-- Start --

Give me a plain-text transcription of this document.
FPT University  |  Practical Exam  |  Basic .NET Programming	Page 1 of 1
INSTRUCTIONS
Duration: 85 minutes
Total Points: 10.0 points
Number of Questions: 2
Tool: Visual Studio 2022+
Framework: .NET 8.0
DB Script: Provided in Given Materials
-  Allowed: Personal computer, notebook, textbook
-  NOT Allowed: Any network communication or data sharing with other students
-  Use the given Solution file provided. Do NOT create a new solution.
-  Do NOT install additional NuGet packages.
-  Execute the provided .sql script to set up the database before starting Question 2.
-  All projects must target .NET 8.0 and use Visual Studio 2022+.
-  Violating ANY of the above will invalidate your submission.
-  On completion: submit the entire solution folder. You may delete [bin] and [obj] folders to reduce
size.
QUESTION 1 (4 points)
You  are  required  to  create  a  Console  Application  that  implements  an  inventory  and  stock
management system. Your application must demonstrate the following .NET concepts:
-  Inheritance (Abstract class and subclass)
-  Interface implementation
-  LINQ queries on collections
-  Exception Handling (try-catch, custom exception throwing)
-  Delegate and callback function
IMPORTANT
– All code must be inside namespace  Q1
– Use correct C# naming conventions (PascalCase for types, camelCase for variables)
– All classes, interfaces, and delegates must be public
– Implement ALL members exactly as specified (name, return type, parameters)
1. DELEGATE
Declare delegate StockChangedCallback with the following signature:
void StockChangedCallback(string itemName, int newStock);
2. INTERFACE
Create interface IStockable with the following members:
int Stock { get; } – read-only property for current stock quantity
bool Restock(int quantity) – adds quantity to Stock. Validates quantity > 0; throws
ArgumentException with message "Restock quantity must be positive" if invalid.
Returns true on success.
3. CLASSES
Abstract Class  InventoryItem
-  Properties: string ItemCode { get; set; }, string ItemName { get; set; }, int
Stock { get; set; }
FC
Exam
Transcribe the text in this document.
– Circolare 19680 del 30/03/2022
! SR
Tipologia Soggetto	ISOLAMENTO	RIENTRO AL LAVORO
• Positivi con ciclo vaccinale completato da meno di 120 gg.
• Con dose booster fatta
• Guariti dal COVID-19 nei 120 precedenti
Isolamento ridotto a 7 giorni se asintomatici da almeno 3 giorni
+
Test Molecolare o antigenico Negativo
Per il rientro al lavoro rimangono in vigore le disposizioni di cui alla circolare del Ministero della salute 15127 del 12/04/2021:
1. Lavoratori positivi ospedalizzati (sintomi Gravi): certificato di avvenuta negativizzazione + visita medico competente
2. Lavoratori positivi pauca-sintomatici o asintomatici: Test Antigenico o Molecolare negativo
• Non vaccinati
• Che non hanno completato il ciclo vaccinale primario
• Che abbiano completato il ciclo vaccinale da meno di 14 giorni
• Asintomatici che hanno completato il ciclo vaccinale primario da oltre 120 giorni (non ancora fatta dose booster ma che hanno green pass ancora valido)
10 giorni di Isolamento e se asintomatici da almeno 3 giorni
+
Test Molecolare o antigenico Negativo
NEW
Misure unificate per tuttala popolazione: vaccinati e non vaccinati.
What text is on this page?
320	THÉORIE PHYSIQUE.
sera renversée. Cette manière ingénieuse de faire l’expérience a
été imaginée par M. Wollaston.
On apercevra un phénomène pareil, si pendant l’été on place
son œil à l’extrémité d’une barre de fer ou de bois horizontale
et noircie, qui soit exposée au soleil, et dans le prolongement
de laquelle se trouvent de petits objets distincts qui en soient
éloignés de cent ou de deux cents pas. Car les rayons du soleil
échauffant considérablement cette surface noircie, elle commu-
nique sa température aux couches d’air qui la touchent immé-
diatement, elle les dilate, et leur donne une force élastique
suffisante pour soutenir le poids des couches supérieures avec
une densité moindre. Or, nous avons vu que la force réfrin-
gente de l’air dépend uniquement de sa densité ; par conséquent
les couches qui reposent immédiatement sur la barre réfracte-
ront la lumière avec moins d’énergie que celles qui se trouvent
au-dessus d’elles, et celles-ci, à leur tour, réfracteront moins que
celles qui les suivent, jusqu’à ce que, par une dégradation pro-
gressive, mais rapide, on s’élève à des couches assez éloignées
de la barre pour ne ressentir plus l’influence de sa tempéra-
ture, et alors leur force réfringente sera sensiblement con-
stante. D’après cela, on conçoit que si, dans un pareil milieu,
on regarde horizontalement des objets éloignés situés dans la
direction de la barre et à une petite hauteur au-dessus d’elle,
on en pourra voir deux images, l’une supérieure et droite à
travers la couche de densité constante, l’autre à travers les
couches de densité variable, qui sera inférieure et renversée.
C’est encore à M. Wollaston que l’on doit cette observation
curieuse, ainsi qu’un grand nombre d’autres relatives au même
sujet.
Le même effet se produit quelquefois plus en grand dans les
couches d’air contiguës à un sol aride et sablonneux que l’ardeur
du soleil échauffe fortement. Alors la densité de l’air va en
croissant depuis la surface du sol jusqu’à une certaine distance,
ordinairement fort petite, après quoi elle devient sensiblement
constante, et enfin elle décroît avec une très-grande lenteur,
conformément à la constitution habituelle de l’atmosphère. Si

-- End --

> [EXERCISE OBJECTIVE]:
Restate the data above exactly, keeping each word as it stands.

> [FINAL RESULT]:
Give me a plain-text transcription of this document.
FPT University  |  Practical Exam  |  Basic .NET Programming	Page 1 of 1
INSTRUCTIONS
Duration: 85 minutes
Total Points: 10.0 points
Number of Questions: 2
Tool: Visual Studio 2022+
Framework: .NET 8.0
DB Script: Provided in Given Materials
-  Allowed: Personal computer, notebook, textbook
-  NOT Allowed: Any network communication or data sharing with other students
-  Use the given Solution file provided. Do NOT create a new solution.
-  Do NOT install additional NuGet packages.
-  Execute the provided .sql script to set up the database before starting Question 2.
-  All projects must target .NET 8.0 and use Visual Studio 2022+.
-  Violating ANY of the above will invalidate your submission.
-  On completion: submit the entire solution folder. You may delete [bin] and [obj] folders to reduce
size.
QUESTION 1 (4 points)
You  are  required  to  create  a  Console  Application  that  implements  an  inventory  and  stock
management system. Your application must demonstrate the following .NET concepts:
-  Inheritance (Abstract class and subclass)
-  Interface implementation
-  LINQ queries on collections
-  Exception Handling (try-catch, custom exception throwing)
-  Delegate and callback function
IMPORTANT
– All code must be inside namespace  Q1
– Use correct C# naming conventions (PascalCase for types, camelCase for variables)
– All classes, interfaces, and delegates must be public
– Implement ALL members exactly as specified (name, return type, parameters)
1. DELEGATE
Declare delegate StockChangedCallback with the following signature:
void StockChangedCallback(string itemName, int newStock);
2. INTERFACE
Create interface IStockable with the following members:
int Stock { get; } – read-only property for current stock quantity
bool Restock(int quantity) – adds quantity to Stock. Validates quantity > 0; throws
ArgumentException with message "Restock quantity must be positive" if invalid.
Returns true on success.
3. CLASSES
Abstract Class  InventoryItem
-  Properties: string ItemCode { get; set; }, string ItemName { get; set; }, int
Stock { get; set; }
FC
Exam
Transcribe the text in this document.
– Circolare 19680 del 30/03/2022
! SR
Tipologia Soggetto	ISOLAMENTO	RIENTRO AL LAVORO
• Positivi con ciclo vaccinale completato da meno di 120 gg.
• Con dose booster fatta
• Guariti dal COVID-19 nei 120 precedenti
Isolamento ridotto a 7 giorni se asintomatici da almeno 3 giorni
+
Test Molecolare o antigenico Negativo
Per il rientro al lavoro rimangono in vigore le disposizioni di cui alla circolare del Ministero della salute 15127 del 12/04/2021:
1. Lavoratori positivi ospedalizzati (sintomi Gravi): certificato di avvenuta negativizzazione + visita medico competente
2. Lavoratori positivi pauca-sintomatici o asintomatici: Test Antigenico o Molecolare negativo
• Non vaccinati
• Che non hanno completato il ciclo vaccinale primario
• Che abbiano completato il ciclo vaccinale da meno di 14 giorni
• Asintomatici che hanno completato il ciclo vaccinale primario da oltre 120 giorni (non ancora fatta dose booster ma che hanno green pass ancora valido)
10 giorni di Isolamento e se asintomatici da almeno 3 giorni
+
Test Molecolare o antigenico Negativo
NEW
Misure unificate per tuttala popolazione: vaccinati e non vaccinati.
What text is on this page?
320	THÉORIE PHYSIQUE.
sera renversée. Cette manière ingénieuse de faire l’expérience a
été imaginée par M. Wollaston.
On apercevra un phénomène pareil, si pendant l’été on place
son œil à l’extrémité d’une barre de fer ou de bois horizontale
et noircie, qui soit exposée au soleil, et dans le prolongement
de laquelle se trouvent de petits objets distincts qui en soient
éloignés de cent ou de deux cents pas. Car les rayons du soleil
échauffant considérablement cette surface noircie, elle commu-
nique sa température aux couches d’air qui la touchent immé-
diatement, elle les dilate, et leur donne une force élastique
suffisante pour soutenir le poids des couches supérieures avec
une densité moindre. Or, nous avons vu que la force réfrin-
gente de l’air dépend uniquement de sa densité ; par conséquent
les couches qui reposent immédiatement sur la barre réfracte-
ront la lumière avec moins d’énergie que celles qui se trouvent
au-dessus d’elles, et celles-ci, à leur tour, réfracteront moins que
celles qui les suivent, jusqu’à ce que, par une dégradation pro-
gressive, mais rapide, on s’élève à des couches assez éloignées
de la barre pour ne ressentir plus l’influence de sa tempéra-
ture, et alors leur force réfringente sera sensiblement con-
stante. D’après cela, on conçoit que si, dans un pareil milieu,
on regarde horizontalement des objets éloignés situés dans la
direction de la barre et à une petite hauteur au-dessus d’elle,
on en pourra voir deux images, l’une supérieure et droite à
travers la couche de densité constante, l’autre à travers les
couches de densité variable, qui sera inférieure et renversée.
C’est encore à M. Wollaston que l’on doit cette observation
curieuse, ainsi qu’un grand nombre d’autres relatives au même
sujet.
Le même effet se produit quelquefois plus en grand dans les
couches d’air contiguës à un sol aride et sablonneux que l’ardeur
du soleil échauffe fortement. Alors la densité de l’air va en
croissant depuis la surface du sol jusqu’à une certaine distance,
ordinairement fort petite, après quoi elle devient sensiblement
constante, et enfin elle décroît avec une très-grande lenteur,
conformément à la constitution habituelle de l’atmosphère. Si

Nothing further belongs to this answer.